# Exercise
Please transcribe the records precisely; pictures stay out of your copy.

# Dataset
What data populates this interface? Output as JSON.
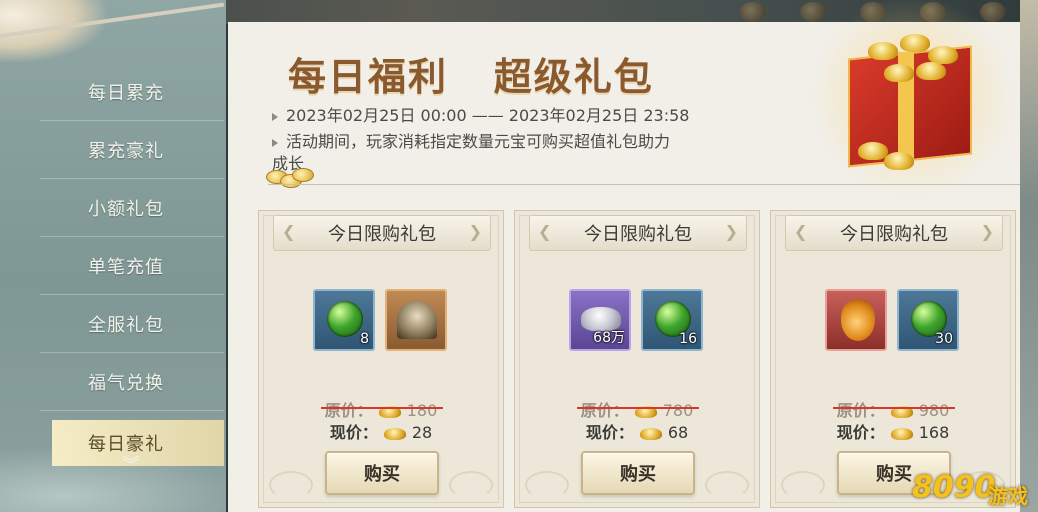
{
  "sidebar": {
    "items": [
      {
        "label": "每日累充"
      },
      {
        "label": "累充豪礼"
      },
      {
        "label": "小额礼包"
      },
      {
        "label": "单笔充值"
      },
      {
        "label": "全服礼包"
      },
      {
        "label": "福气兑换"
      },
      {
        "label": "每日豪礼"
      }
    ],
    "active_index": 6,
    "scroll_icon": "chevron-down-icon"
  },
  "header": {
    "title": "每日福利   超级礼包",
    "period": "2023年02月25日 00:00 —— 2023年02月25日 23:58",
    "description_line1": "活动期间，玩家消耗指定数量元宝可购买超值礼包助力",
    "description_line2": "成长"
  },
  "cards": [
    {
      "title": "今日限购礼包",
      "items": [
        {
          "icon": "green-orb-icon",
          "qty": "8",
          "frame": "blue"
        },
        {
          "icon": "sundial-icon",
          "qty": "",
          "frame": "orange"
        }
      ],
      "original_label": "原价：",
      "original_price": "180",
      "current_label": "现价：",
      "current_price": "28",
      "buy_label": "购买"
    },
    {
      "title": "今日限购礼包",
      "items": [
        {
          "icon": "silver-ingot-icon",
          "qty": "68万",
          "frame": "purple"
        },
        {
          "icon": "green-orb-icon",
          "qty": "16",
          "frame": "blue"
        }
      ],
      "original_label": "原价：",
      "original_price": "780",
      "current_label": "现价：",
      "current_price": "68",
      "buy_label": "购买"
    },
    {
      "title": "今日限购礼包",
      "items": [
        {
          "icon": "lucky-bag-icon",
          "qty": "",
          "frame": "red"
        },
        {
          "icon": "green-orb-icon",
          "qty": "30",
          "frame": "blue"
        }
      ],
      "original_label": "原价：",
      "original_price": "980",
      "current_label": "现价：",
      "current_price": "168",
      "buy_label": "购买"
    }
  ],
  "currency_icon": "gold-ingot-icon",
  "watermark": {
    "digits": "8090",
    "word": "游戏"
  },
  "colors": {
    "title": "#8a5a2e",
    "sidebar_bg": "#8fa6a4",
    "active_tab": "#f5e8c0",
    "strike": "#d9372b"
  }
}
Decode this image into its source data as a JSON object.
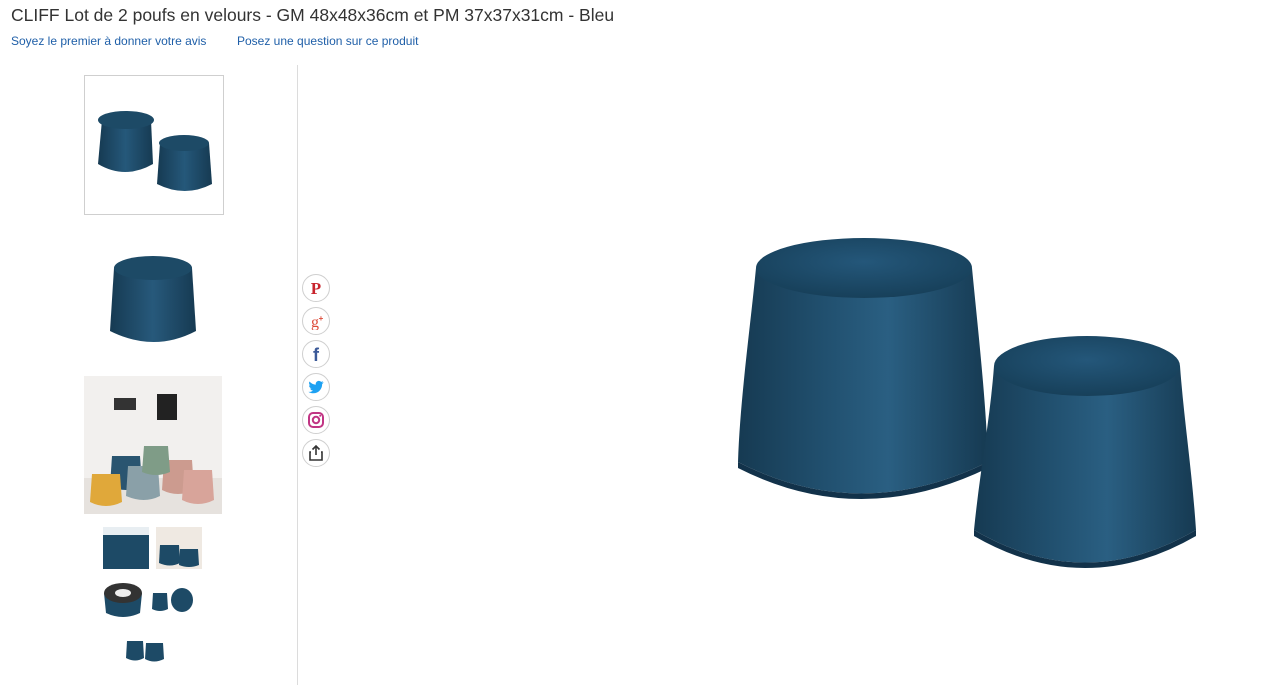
{
  "product": {
    "title": "CLIFF Lot de 2 poufs en velours - GM 48x48x36cm et PM 37x37x31cm - Bleu",
    "review_link": "Soyez le premier à donner votre avis",
    "question_link": "Posez une question sur ce produit"
  },
  "gallery": {
    "thumbnails": [
      {
        "icon": "pouf-pair-thumb",
        "active": true
      },
      {
        "icon": "pouf-single-thumb",
        "active": false
      },
      {
        "icon": "pouf-lifestyle-thumb",
        "active": false
      },
      {
        "icon": "pouf-closeup-thumb",
        "active": false
      },
      {
        "icon": "pouf-room-thumb",
        "active": false
      },
      {
        "icon": "pouf-top-open-thumb",
        "active": false
      },
      {
        "icon": "pouf-pair-small-thumb",
        "active": false
      },
      {
        "icon": "pouf-pair-tiny-thumb",
        "active": false
      }
    ]
  },
  "share": [
    {
      "icon": "pinterest-icon",
      "color": "#c8232c"
    },
    {
      "icon": "google-plus-icon",
      "color": "#dd4b39"
    },
    {
      "icon": "facebook-icon",
      "color": "#3b5998"
    },
    {
      "icon": "twitter-icon",
      "color": "#1da1f2"
    },
    {
      "icon": "instagram-icon",
      "color": "#c13584"
    },
    {
      "icon": "share-icon",
      "color": "#333333"
    }
  ],
  "colors": {
    "velvet": "#1f4a66",
    "velvet_dark": "#163a52",
    "link": "#1f5fa8"
  }
}
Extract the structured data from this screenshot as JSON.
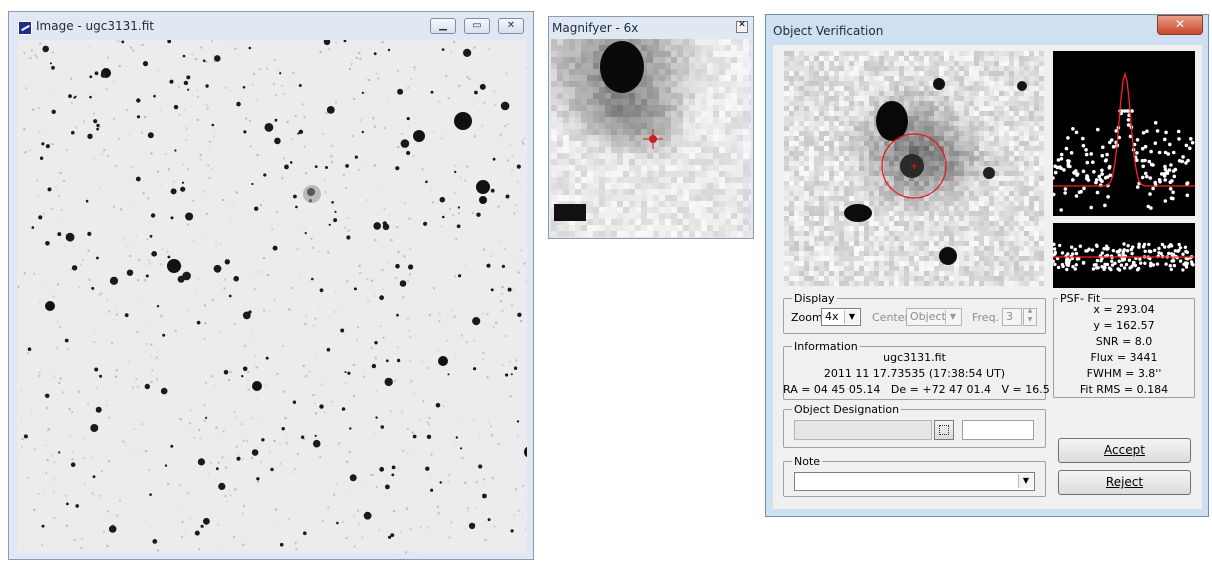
{
  "image_window": {
    "title": "Image - ugc3131.fit",
    "app_icon": "telescope-icon",
    "controls": {
      "minimize": "minimize-icon",
      "maximize": "maximize-icon",
      "close": "close-icon"
    }
  },
  "magnifier_window": {
    "title": "Magnifyer - 6x",
    "controls": {
      "close": "close-icon"
    }
  },
  "verify_window": {
    "title": "Object Verification",
    "controls": {
      "close": "close-icon"
    },
    "display": {
      "legend": "Display",
      "zoom_label": "Zoom",
      "zoom_value": "4x",
      "center_label": "Center",
      "center_value": "Object",
      "freq_label": "Freq.",
      "freq_value": "3"
    },
    "psf": {
      "legend": "PSF- Fit",
      "lines": [
        "x = 293.04",
        "y = 162.57",
        "SNR = 8.0",
        "Flux = 3441",
        "FWHM = 3.8''",
        "Fit RMS = 0.184"
      ]
    },
    "information": {
      "legend": "Information",
      "filename": "ugc3131.fit",
      "datetime": "2011 11 17.73535 (17:38:54 UT)",
      "coords": "RA = 04 45 05.14   De = +72 47 01.4   V = 16.5"
    },
    "designation": {
      "legend": "Object Designation",
      "browse_icon": "browse-icon"
    },
    "note": {
      "legend": "Note",
      "value": ""
    },
    "buttons": {
      "accept": "Accept",
      "reject": "Reject"
    },
    "colors": {
      "fit_curve": "#ff2020",
      "aperture": "#ee1111"
    }
  }
}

# Answer to the problem
What data populates this interface? Output as JSON.
{
  "sidebar": {
    "items": [
      {
        "label": "每日累充"
      },
      {
        "label": "累充豪礼"
      },
      {
        "label": "小额礼包"
      },
      {
        "label": "单笔充值"
      },
      {
        "label": "全服礼包"
      },
      {
        "label": "福气兑换"
      },
      {
        "label": "每日豪礼"
      }
    ],
    "active_index": 6,
    "scroll_icon": "chevron-down-icon"
  },
  "header": {
    "title": "每日福利   超级礼包",
    "period": "2023年02月25日 00:00 —— 2023年02月25日 23:58",
    "description_line1": "活动期间，玩家消耗指定数量元宝可购买超值礼包助力",
    "description_line2": "成长"
  },
  "cards": [
    {
      "title": "今日限购礼包",
      "items": [
        {
          "icon": "green-orb-icon",
          "qty": "8",
          "frame": "blue"
        },
        {
          "icon": "sundial-icon",
          "qty": "",
          "frame": "orange"
        }
      ],
      "original_label": "原价：",
      "original_price": "180",
      "current_label": "现价：",
      "current_price": "28",
      "buy_label": "购买"
    },
    {
      "title": "今日限购礼包",
      "items": [
        {
          "icon": "silver-ingot-icon",
          "qty": "68万",
          "frame": "purple"
        },
        {
          "icon": "green-orb-icon",
          "qty": "16",
          "frame": "blue"
        }
      ],
      "original_label": "原价：",
      "original_price": "780",
      "current_label": "现价：",
      "current_price": "68",
      "buy_label": "购买"
    },
    {
      "title": "今日限购礼包",
      "items": [
        {
          "icon": "lucky-bag-icon",
          "qty": "",
          "frame": "red"
        },
        {
          "icon": "green-orb-icon",
          "qty": "30",
          "frame": "blue"
        }
      ],
      "original_label": "原价：",
      "original_price": "980",
      "current_label": "现价：",
      "current_price": "168",
      "buy_label": "购买"
    }
  ],
  "currency_icon": "gold-ingot-icon",
  "watermark": {
    "digits": "8090",
    "word": "游戏"
  },
  "colors": {
    "title": "#8a5a2e",
    "sidebar_bg": "#8fa6a4",
    "active_tab": "#f5e8c0",
    "strike": "#d9372b"
  }
}
Decode this image into its source data as a JSON object.
{
  "product": {
    "title": "CLIFF Lot de 2 poufs en velours - GM 48x48x36cm et PM 37x37x31cm - Bleu",
    "review_link": "Soyez le premier à donner votre avis",
    "question_link": "Posez une question sur ce produit"
  },
  "gallery": {
    "thumbnails": [
      {
        "icon": "pouf-pair-thumb",
        "active": true
      },
      {
        "icon": "pouf-single-thumb",
        "active": false
      },
      {
        "icon": "pouf-lifestyle-thumb",
        "active": false
      },
      {
        "icon": "pouf-closeup-thumb",
        "active": false
      },
      {
        "icon": "pouf-room-thumb",
        "active": false
      },
      {
        "icon": "pouf-top-open-thumb",
        "active": false
      },
      {
        "icon": "pouf-pair-small-thumb",
        "active": false
      },
      {
        "icon": "pouf-pair-tiny-thumb",
        "active": false
      }
    ]
  },
  "share": [
    {
      "icon": "pinterest-icon",
      "color": "#c8232c"
    },
    {
      "icon": "google-plus-icon",
      "color": "#dd4b39"
    },
    {
      "icon": "facebook-icon",
      "color": "#3b5998"
    },
    {
      "icon": "twitter-icon",
      "color": "#1da1f2"
    },
    {
      "icon": "instagram-icon",
      "color": "#c13584"
    },
    {
      "icon": "share-icon",
      "color": "#333333"
    }
  ],
  "colors": {
    "velvet": "#1f4a66",
    "velvet_dark": "#163a52",
    "link": "#1f5fa8"
  }
}
Extract the structured data from this screenshot as JSON.
{
  "image_window": {
    "title": "Image - ugc3131.fit",
    "app_icon": "telescope-icon",
    "controls": {
      "minimize": "minimize-icon",
      "maximize": "maximize-icon",
      "close": "close-icon"
    }
  },
  "magnifier_window": {
    "title": "Magnifyer - 6x",
    "controls": {
      "close": "close-icon"
    }
  },
  "verify_window": {
    "title": "Object Verification",
    "controls": {
      "close": "close-icon"
    },
    "display": {
      "legend": "Display",
      "zoom_label": "Zoom",
      "zoom_value": "4x",
      "center_label": "Center",
      "center_value": "Object",
      "freq_label": "Freq.",
      "freq_value": "3"
    },
    "psf": {
      "legend": "PSF- Fit",
      "lines": [
        "x = 293.04",
        "y = 162.57",
        "SNR = 8.0",
        "Flux = 3441",
        "FWHM = 3.8''",
        "Fit RMS = 0.184"
      ]
    },
    "information": {
      "legend": "Information",
      "filename": "ugc3131.fit",
      "datetime": "2011 11 17.73535 (17:38:54 UT)",
      "coords": "RA = 04 45 05.14   De = +72 47 01.4   V = 16.5"
    },
    "designation": {
      "legend": "Object Designation",
      "browse_icon": "browse-icon"
    },
    "note": {
      "legend": "Note",
      "value": ""
    },
    "buttons": {
      "accept": "Accept",
      "reject": "Reject"
    },
    "colors": {
      "fit_curve": "#ff2020",
      "aperture": "#ee1111"
    }
  }
}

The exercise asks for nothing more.